SHORT EXERCISE
Each record must be retyped in full. No character may differ.

□ □ □ □ □ □ □

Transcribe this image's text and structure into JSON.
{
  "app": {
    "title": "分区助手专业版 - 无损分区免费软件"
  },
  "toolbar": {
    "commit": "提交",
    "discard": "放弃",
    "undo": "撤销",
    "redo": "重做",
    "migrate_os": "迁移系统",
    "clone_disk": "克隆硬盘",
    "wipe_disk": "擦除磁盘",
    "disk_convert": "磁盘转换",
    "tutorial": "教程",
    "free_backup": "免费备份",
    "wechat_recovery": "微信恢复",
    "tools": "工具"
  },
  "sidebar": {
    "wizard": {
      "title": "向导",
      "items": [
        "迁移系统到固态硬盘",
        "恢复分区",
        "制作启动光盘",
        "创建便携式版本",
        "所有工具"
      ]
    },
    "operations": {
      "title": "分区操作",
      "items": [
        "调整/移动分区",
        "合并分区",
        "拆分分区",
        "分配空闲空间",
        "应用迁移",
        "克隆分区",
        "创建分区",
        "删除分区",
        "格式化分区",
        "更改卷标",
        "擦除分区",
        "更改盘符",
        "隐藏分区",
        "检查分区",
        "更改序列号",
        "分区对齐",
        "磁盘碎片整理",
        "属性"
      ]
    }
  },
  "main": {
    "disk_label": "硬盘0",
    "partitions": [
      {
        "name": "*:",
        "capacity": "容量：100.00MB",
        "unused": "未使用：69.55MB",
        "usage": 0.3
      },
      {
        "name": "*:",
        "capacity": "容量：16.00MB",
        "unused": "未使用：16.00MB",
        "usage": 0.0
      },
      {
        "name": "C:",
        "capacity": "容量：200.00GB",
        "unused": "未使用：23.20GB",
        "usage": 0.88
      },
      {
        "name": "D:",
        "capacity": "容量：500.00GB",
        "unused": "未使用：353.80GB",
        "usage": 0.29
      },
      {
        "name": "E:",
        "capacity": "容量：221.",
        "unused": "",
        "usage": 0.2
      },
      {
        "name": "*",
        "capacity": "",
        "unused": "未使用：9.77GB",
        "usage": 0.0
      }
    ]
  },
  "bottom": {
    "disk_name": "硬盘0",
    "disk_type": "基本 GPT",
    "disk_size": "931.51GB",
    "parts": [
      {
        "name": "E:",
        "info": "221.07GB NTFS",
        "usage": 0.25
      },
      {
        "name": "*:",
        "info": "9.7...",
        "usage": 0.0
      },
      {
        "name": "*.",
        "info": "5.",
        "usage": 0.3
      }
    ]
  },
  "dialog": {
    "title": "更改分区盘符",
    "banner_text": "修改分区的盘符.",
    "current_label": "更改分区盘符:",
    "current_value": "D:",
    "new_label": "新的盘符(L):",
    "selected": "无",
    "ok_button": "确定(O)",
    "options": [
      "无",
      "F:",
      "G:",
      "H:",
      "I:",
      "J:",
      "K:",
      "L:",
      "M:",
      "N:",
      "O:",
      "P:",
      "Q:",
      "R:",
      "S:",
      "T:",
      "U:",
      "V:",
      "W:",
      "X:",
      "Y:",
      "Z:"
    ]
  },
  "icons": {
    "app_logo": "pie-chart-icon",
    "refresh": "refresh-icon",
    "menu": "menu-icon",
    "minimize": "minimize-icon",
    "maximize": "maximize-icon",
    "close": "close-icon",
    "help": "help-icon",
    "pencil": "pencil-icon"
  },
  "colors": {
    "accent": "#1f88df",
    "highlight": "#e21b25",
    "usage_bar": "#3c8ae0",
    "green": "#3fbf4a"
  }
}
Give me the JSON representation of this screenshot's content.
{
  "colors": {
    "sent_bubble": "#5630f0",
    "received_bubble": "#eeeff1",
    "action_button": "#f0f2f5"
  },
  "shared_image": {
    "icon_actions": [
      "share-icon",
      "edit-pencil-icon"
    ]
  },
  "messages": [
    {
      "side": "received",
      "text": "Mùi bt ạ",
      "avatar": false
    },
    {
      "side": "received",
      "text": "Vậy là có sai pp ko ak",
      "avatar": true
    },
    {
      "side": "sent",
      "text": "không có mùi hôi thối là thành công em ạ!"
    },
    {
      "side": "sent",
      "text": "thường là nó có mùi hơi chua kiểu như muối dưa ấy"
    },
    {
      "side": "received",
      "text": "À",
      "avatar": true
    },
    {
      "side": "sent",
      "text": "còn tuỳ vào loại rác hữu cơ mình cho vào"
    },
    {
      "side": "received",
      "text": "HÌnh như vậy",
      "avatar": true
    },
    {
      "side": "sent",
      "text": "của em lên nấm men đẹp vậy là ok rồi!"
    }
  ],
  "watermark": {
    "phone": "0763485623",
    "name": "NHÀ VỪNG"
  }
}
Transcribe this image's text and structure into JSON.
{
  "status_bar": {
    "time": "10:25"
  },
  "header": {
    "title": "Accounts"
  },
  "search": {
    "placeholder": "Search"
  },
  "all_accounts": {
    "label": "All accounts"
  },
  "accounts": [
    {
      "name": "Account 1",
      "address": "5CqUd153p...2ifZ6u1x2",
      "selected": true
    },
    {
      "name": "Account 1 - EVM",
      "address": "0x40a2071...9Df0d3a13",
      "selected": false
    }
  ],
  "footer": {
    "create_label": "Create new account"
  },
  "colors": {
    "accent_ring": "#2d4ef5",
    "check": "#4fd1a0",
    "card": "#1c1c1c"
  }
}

□ □ □ □ □ □ □

THE RESULT
Transcribe this image's text and structure into JSON.
{
  "app": {
    "title": "分区助手专业版 - 无损分区免费软件"
  },
  "toolbar": {
    "commit": "提交",
    "discard": "放弃",
    "undo": "撤销",
    "redo": "重做",
    "migrate_os": "迁移系统",
    "clone_disk": "克隆硬盘",
    "wipe_disk": "擦除磁盘",
    "disk_convert": "磁盘转换",
    "tutorial": "教程",
    "free_backup": "免费备份",
    "wechat_recovery": "微信恢复",
    "tools": "工具"
  },
  "sidebar": {
    "wizard": {
      "title": "向导",
      "items": [
        "迁移系统到固态硬盘",
        "恢复分区",
        "制作启动光盘",
        "创建便携式版本",
        "所有工具"
      ]
    },
    "operations": {
      "title": "分区操作",
      "items": [
        "调整/移动分区",
        "合并分区",
        "拆分分区",
        "分配空闲空间",
        "应用迁移",
        "克隆分区",
        "创建分区",
        "删除分区",
        "格式化分区",
        "更改卷标",
        "擦除分区",
        "更改盘符",
        "隐藏分区",
        "检查分区",
        "更改序列号",
        "分区对齐",
        "磁盘碎片整理",
        "属性"
      ]
    }
  },
  "main": {
    "disk_label": "硬盘0",
    "partitions": [
      {
        "name": "*:",
        "capacity": "容量：100.00MB",
        "unused": "未使用：69.55MB",
        "usage": 0.3
      },
      {
        "name": "*:",
        "capacity": "容量：16.00MB",
        "unused": "未使用：16.00MB",
        "usage": 0.0
      },
      {
        "name": "C:",
        "capacity": "容量：200.00GB",
        "unused": "未使用：23.20GB",
        "usage": 0.88
      },
      {
        "name": "D:",
        "capacity": "容量：500.00GB",
        "unused": "未使用：353.80GB",
        "usage": 0.29
      },
      {
        "name": "E:",
        "capacity": "容量：221.",
        "unused": "",
        "usage": 0.2
      },
      {
        "name": "*",
        "capacity": "",
        "unused": "未使用：9.77GB",
        "usage": 0.0
      }
    ]
  },
  "bottom": {
    "disk_name": "硬盘0",
    "disk_type": "基本 GPT",
    "disk_size": "931.51GB",
    "parts": [
      {
        "name": "E:",
        "info": "221.07GB NTFS",
        "usage": 0.25
      },
      {
        "name": "*:",
        "info": "9.7...",
        "usage": 0.0
      },
      {
        "name": "*.",
        "info": "5.",
        "usage": 0.3
      }
    ]
  },
  "dialog": {
    "title": "更改分区盘符",
    "banner_text": "修改分区的盘符.",
    "current_label": "更改分区盘符:",
    "current_value": "D:",
    "new_label": "新的盘符(L):",
    "selected": "无",
    "ok_button": "确定(O)",
    "options": [
      "无",
      "F:",
      "G:",
      "H:",
      "I:",
      "J:",
      "K:",
      "L:",
      "M:",
      "N:",
      "O:",
      "P:",
      "Q:",
      "R:",
      "S:",
      "T:",
      "U:",
      "V:",
      "W:",
      "X:",
      "Y:",
      "Z:"
    ]
  },
  "icons": {
    "app_logo": "pie-chart-icon",
    "refresh": "refresh-icon",
    "menu": "menu-icon",
    "minimize": "minimize-icon",
    "maximize": "maximize-icon",
    "close": "close-icon",
    "help": "help-icon",
    "pencil": "pencil-icon"
  },
  "colors": {
    "accent": "#1f88df",
    "highlight": "#e21b25",
    "usage_bar": "#3c8ae0",
    "green": "#3fbf4a"
  }
}
Give me the JSON representation of this screenshot's content.
{
  "colors": {
    "sent_bubble": "#5630f0",
    "received_bubble": "#eeeff1",
    "action_button": "#f0f2f5"
  },
  "shared_image": {
    "icon_actions": [
      "share-icon",
      "edit-pencil-icon"
    ]
  },
  "messages": [
    {
      "side": "received",
      "text": "Mùi bt ạ",
      "avatar": false
    },
    {
      "side": "received",
      "text": "Vậy là có sai pp ko ak",
      "avatar": true
    },
    {
      "side": "sent",
      "text": "không có mùi hôi thối là thành công em ạ!"
    },
    {
      "side": "sent",
      "text": "thường là nó có mùi hơi chua kiểu như muối dưa ấy"
    },
    {
      "side": "received",
      "text": "À",
      "avatar": true
    },
    {
      "side": "sent",
      "text": "còn tuỳ vào loại rác hữu cơ mình cho vào"
    },
    {
      "side": "received",
      "text": "HÌnh như vậy",
      "avatar": true
    },
    {
      "side": "sent",
      "text": "của em lên nấm men đẹp vậy là ok rồi!"
    }
  ],
  "watermark": {
    "phone": "0763485623",
    "name": "NHÀ VỪNG"
  }
}
Transcribe this image's text and structure into JSON.
{
  "status_bar": {
    "time": "10:25"
  },
  "header": {
    "title": "Accounts"
  },
  "search": {
    "placeholder": "Search"
  },
  "all_accounts": {
    "label": "All accounts"
  },
  "accounts": [
    {
      "name": "Account 1",
      "address": "5CqUd153p...2ifZ6u1x2",
      "selected": true
    },
    {
      "name": "Account 1 - EVM",
      "address": "0x40a2071...9Df0d3a13",
      "selected": false
    }
  ],
  "footer": {
    "create_label": "Create new account"
  },
  "colors": {
    "accent_ring": "#2d4ef5",
    "check": "#4fd1a0",
    "card": "#1c1c1c"
  }
}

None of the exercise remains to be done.